Records from a data collection:
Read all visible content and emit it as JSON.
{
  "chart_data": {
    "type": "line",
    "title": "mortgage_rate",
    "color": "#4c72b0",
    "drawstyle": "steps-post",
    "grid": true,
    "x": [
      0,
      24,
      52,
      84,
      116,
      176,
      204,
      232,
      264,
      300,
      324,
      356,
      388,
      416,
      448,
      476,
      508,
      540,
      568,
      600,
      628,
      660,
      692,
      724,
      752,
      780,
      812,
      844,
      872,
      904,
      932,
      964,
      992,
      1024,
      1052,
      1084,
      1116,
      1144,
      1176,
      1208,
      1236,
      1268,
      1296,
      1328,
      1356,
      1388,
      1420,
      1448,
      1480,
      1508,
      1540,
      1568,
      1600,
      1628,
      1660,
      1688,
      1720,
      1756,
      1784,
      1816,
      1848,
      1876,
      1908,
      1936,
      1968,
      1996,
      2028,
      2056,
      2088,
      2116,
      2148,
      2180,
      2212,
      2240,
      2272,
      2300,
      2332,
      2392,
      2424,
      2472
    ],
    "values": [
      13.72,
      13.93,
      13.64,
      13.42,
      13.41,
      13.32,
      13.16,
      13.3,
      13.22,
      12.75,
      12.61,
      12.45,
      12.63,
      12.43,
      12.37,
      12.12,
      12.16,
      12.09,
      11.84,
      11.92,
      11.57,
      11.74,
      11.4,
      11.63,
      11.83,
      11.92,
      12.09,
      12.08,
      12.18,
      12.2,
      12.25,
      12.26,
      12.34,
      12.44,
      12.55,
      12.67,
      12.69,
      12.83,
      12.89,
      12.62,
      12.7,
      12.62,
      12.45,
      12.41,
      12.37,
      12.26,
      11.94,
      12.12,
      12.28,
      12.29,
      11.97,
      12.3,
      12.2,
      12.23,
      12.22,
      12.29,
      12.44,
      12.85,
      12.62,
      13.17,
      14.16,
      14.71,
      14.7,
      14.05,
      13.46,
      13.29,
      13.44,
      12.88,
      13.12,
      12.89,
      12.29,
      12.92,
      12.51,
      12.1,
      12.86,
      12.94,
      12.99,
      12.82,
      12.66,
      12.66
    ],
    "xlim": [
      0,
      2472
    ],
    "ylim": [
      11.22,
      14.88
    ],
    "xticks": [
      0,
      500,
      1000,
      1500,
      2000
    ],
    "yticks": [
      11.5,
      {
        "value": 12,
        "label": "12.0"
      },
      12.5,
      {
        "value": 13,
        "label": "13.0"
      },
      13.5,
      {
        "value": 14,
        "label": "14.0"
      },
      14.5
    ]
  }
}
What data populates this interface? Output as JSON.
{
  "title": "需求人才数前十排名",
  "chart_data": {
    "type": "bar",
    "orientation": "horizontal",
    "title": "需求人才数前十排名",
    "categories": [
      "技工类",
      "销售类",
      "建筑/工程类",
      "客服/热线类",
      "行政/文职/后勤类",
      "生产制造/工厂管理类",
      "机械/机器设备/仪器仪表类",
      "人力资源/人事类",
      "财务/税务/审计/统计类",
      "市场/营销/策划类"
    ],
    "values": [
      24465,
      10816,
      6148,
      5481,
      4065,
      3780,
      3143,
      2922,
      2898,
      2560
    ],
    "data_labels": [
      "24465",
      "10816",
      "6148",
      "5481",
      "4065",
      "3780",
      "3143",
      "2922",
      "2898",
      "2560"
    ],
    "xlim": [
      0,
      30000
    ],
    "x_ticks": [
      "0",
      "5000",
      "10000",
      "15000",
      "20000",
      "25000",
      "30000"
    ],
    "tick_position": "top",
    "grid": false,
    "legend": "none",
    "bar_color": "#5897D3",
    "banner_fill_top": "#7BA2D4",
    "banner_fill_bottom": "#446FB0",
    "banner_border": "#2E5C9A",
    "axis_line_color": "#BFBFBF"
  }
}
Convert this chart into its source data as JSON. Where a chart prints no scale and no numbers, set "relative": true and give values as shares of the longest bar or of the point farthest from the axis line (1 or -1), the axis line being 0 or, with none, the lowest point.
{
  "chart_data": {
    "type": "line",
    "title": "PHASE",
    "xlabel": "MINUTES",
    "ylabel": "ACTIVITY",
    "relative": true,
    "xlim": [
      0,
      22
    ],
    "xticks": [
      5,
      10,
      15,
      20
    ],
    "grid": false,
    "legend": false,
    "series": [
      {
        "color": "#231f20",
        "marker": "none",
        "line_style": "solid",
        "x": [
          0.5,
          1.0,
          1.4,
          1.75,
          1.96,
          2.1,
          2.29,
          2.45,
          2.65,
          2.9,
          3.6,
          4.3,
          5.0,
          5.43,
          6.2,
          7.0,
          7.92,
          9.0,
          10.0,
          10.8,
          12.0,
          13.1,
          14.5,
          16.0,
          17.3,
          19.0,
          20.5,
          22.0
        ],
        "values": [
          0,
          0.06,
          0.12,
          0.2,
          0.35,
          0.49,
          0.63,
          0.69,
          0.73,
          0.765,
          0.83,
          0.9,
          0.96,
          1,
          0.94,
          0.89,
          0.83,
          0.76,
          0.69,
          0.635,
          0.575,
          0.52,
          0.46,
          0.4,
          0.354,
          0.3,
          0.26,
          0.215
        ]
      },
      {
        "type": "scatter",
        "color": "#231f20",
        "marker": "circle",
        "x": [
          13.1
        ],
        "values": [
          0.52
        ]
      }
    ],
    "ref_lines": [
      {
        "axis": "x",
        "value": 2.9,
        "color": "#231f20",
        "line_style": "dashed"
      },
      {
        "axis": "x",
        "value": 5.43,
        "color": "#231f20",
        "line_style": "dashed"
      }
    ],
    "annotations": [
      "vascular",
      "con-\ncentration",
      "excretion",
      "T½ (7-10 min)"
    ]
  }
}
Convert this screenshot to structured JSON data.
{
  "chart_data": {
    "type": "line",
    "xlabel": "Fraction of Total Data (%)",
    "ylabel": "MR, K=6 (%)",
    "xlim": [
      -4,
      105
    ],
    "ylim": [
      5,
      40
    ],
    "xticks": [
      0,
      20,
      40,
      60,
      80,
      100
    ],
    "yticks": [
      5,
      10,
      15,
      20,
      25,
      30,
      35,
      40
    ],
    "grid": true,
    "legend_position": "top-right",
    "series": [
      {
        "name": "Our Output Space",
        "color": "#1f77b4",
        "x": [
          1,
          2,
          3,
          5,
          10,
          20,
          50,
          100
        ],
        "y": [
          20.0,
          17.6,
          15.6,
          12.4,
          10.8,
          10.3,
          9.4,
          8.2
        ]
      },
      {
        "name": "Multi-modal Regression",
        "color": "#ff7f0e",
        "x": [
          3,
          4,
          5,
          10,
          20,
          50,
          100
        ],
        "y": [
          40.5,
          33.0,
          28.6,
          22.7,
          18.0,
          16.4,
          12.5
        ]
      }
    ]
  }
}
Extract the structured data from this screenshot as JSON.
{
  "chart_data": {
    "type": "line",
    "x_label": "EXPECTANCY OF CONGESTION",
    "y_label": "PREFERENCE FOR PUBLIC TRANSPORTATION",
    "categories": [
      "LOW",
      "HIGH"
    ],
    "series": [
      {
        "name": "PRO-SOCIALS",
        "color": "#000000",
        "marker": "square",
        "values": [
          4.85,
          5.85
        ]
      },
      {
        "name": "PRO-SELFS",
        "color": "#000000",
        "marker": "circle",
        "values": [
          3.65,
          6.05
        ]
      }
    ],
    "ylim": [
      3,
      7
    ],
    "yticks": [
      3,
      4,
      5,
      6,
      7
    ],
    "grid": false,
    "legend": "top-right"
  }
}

#### Problem
Gather each line holding the string "xlabel".

#### Problem solution
    "xlabel": "MINUTES",
    "xlabel": "Fraction of Total Data (%)",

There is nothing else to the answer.